→ **Work to do**
Scan the records for the string "frecuencias"; copy each line where it occurs.

** Start of Material provided **

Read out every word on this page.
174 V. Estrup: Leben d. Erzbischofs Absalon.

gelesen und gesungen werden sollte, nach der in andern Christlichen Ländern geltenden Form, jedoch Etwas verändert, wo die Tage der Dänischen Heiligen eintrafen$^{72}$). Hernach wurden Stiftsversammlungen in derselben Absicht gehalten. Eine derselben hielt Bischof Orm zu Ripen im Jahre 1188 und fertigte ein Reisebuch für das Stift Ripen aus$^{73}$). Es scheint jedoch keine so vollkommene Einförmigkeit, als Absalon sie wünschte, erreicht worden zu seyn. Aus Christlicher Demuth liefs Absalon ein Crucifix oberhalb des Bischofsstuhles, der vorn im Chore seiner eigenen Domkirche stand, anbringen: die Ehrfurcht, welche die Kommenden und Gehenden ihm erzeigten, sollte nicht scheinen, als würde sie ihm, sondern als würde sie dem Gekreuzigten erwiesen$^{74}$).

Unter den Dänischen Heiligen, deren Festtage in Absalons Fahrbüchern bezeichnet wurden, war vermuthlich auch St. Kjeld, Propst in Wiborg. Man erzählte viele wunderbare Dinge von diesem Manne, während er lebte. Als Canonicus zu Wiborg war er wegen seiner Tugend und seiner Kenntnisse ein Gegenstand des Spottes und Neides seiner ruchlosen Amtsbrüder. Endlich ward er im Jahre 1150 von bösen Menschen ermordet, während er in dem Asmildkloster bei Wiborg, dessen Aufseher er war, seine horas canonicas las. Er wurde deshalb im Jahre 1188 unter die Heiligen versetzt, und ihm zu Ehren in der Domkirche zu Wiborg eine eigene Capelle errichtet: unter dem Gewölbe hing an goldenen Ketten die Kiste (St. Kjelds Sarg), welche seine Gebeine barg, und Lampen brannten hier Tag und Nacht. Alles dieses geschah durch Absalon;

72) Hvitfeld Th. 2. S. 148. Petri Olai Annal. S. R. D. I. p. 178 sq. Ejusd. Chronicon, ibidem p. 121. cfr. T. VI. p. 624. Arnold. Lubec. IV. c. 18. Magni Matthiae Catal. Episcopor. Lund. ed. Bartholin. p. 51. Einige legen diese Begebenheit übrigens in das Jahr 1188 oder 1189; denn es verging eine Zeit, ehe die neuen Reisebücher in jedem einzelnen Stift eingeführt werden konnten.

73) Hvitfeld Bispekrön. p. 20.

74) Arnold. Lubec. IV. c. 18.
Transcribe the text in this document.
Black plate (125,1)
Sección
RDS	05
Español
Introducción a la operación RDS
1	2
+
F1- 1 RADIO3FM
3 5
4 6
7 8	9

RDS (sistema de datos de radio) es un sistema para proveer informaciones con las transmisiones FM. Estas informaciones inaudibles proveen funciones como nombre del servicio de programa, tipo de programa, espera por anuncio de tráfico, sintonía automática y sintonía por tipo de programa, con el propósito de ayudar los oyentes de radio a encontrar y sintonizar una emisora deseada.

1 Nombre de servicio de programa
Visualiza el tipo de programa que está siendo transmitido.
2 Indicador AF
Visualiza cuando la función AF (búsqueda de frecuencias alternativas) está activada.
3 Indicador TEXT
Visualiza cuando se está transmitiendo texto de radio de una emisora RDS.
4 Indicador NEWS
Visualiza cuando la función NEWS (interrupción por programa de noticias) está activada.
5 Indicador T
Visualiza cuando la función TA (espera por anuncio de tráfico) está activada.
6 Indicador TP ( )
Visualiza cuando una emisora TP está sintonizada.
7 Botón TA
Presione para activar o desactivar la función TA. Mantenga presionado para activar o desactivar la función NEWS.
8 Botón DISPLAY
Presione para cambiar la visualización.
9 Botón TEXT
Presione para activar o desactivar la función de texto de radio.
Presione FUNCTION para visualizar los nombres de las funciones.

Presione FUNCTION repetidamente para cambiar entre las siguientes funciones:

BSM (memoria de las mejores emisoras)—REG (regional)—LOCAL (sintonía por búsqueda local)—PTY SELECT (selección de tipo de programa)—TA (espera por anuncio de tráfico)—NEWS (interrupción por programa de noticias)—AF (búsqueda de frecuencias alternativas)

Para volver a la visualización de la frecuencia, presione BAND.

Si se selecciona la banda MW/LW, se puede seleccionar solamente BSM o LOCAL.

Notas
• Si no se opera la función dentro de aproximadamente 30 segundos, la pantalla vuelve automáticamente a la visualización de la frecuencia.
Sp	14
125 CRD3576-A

** End of Material provided **

→ **Response to the task**
Visualiza cuando la función AF (búsqueda de frecuencias alternativas) está activada.
BSM (memoria de las mejores emisoras)—REG (regional)—LOCAL (sintonía por búsqueda local)—PTY SELECT (selección de tipo de programa)—TA (espera por anuncio de tráfico)—NEWS (interrupción por programa de noticias)—AF (búsqueda de frecuencias alternativas)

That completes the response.